__Task inputs__:
++++++
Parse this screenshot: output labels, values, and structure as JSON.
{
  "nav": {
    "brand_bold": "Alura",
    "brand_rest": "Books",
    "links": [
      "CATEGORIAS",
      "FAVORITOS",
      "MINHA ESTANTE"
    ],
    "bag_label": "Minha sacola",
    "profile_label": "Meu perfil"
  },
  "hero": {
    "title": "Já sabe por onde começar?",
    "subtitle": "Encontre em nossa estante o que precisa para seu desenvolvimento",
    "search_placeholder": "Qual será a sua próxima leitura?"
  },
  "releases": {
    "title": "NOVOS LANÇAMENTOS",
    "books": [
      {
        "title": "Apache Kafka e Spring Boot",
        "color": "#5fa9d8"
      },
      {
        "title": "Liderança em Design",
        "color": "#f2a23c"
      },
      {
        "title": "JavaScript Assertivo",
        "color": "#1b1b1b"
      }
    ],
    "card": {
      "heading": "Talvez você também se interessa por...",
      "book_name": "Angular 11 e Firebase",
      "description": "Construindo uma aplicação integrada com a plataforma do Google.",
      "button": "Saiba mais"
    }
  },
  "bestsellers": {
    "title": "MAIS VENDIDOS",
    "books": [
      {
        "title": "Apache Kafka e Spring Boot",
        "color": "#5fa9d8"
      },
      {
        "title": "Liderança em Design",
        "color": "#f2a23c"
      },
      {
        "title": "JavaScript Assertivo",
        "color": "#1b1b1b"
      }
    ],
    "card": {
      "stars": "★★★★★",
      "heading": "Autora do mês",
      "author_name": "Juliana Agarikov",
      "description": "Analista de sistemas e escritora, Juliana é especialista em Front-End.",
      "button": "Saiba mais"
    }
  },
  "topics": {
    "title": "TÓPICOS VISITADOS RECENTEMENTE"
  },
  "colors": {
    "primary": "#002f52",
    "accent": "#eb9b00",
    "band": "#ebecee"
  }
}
++++++
__What needs to be done__: Please set down the whole listing above without altering a single line.

__Task response__:
Parse this screenshot: output labels, values, and structure as JSON.
{
  "nav": {
    "brand_bold": "Alura",
    "brand_rest": "Books",
    "links": [
      "CATEGORIAS",
      "FAVORITOS",
      "MINHA ESTANTE"
    ],
    "bag_label": "Minha sacola",
    "profile_label": "Meu perfil"
  },
  "hero": {
    "title": "Já sabe por onde começar?",
    "subtitle": "Encontre em nossa estante o que precisa para seu desenvolvimento",
    "search_placeholder": "Qual será a sua próxima leitura?"
  },
  "releases": {
    "title": "NOVOS LANÇAMENTOS",
    "books": [
      {
        "title": "Apache Kafka e Spring Boot",
        "color": "#5fa9d8"
      },
      {
        "title": "Liderança em Design",
        "color": "#f2a23c"
      },
      {
        "title": "JavaScript Assertivo",
        "color": "#1b1b1b"
      }
    ],
    "card": {
      "heading": "Talvez você também se interessa por...",
      "book_name": "Angular 11 e Firebase",
      "description": "Construindo uma aplicação integrada com a plataforma do Google.",
      "button": "Saiba mais"
    }
  },
  "bestsellers": {
    "title": "MAIS VENDIDOS",
    "books": [
      {
        "title": "Apache Kafka e Spring Boot",
        "color": "#5fa9d8"
      },
      {
        "title": "Liderança em Design",
        "color": "#f2a23c"
      },
      {
        "title": "JavaScript Assertivo",
        "color": "#1b1b1b"
      }
    ],
    "card": {
      "stars": "★★★★★",
      "heading": "Autora do mês",
      "author_name": "Juliana Agarikov",
      "description": "Analista de sistemas e escritora, Juliana é especialista em Front-End.",
      "button": "Saiba mais"
    }
  },
  "topics": {
    "title": "TÓPICOS VISITADOS RECENTEMENTE"
  },
  "colors": {
    "primary": "#002f52",
    "accent": "#eb9b00",
    "band": "#ebecee"
  }
}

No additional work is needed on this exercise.